**Exercise directions:** The lines to extract start at the one containing "What's the underlying" and end with the last line; give them exactly and nothing more.

-------------------------

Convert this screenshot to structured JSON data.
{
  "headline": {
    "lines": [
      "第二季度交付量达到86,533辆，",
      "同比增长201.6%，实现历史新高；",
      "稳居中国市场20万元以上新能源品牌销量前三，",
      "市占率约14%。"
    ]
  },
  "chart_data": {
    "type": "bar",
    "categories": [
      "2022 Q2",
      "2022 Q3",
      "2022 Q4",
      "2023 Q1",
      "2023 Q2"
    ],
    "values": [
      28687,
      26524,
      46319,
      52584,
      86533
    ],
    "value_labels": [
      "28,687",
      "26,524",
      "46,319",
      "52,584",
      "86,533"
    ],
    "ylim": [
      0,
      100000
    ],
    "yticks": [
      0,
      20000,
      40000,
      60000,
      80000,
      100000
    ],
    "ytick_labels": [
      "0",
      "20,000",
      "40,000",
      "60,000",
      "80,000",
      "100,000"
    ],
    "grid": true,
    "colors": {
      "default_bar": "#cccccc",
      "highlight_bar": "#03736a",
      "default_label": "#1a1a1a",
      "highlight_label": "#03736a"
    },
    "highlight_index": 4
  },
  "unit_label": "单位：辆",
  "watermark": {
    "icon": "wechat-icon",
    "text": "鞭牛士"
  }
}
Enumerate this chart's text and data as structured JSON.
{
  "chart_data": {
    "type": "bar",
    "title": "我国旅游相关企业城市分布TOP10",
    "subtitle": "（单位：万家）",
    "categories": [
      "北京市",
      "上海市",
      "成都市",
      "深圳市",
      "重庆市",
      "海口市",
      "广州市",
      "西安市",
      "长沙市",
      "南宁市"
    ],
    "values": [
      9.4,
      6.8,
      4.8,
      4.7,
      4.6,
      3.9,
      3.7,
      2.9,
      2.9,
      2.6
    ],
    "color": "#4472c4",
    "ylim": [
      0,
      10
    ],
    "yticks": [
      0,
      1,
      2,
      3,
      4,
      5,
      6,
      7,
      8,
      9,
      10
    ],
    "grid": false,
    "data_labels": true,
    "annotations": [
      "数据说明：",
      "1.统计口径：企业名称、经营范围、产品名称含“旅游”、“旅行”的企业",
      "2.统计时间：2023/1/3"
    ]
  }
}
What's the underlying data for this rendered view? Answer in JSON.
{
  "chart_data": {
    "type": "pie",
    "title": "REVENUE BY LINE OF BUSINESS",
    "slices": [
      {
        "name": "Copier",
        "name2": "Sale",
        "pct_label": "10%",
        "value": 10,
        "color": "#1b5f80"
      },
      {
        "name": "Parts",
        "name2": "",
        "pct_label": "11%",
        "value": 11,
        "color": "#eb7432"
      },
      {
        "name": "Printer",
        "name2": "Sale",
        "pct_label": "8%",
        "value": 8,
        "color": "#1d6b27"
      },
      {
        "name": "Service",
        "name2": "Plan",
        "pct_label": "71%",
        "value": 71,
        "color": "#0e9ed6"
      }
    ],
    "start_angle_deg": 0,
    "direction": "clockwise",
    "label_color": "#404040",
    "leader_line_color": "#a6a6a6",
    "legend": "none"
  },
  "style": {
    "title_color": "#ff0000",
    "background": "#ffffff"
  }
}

-------------------------

**Written answer:**
What's the underlying data for this rendered view? Answer in JSON.
{
  "chart_data": {
    "type": "pie",
    "title": "REVENUE BY LINE OF BUSINESS",
    "slices": [
      {
        "name": "Copier",
        "name2": "Sale",
        "pct_label": "10%",
        "value": 10,
        "color": "#1b5f80"
      },
      {
        "name": "Parts",
        "name2": "",
        "pct_label": "11%",
        "value": 11,
        "color": "#eb7432"
      },
      {
        "name": "Printer",
        "name2": "Sale",
        "pct_label": "8%",
        "value": 8,
        "color": "#1d6b27"
      },
      {
        "name": "Service",
        "name2": "Plan",
        "pct_label": "71%",
        "value": 71,
        "color": "#0e9ed6"
      }
    ],
    "start_angle_deg": 0,
    "direction": "clockwise",
    "label_color": "#404040",
    "leader_line_color": "#a6a6a6",
    "legend": "none"
  },
  "style": {
    "title_color": "#ff0000",
    "background": "#ffffff"
  }
}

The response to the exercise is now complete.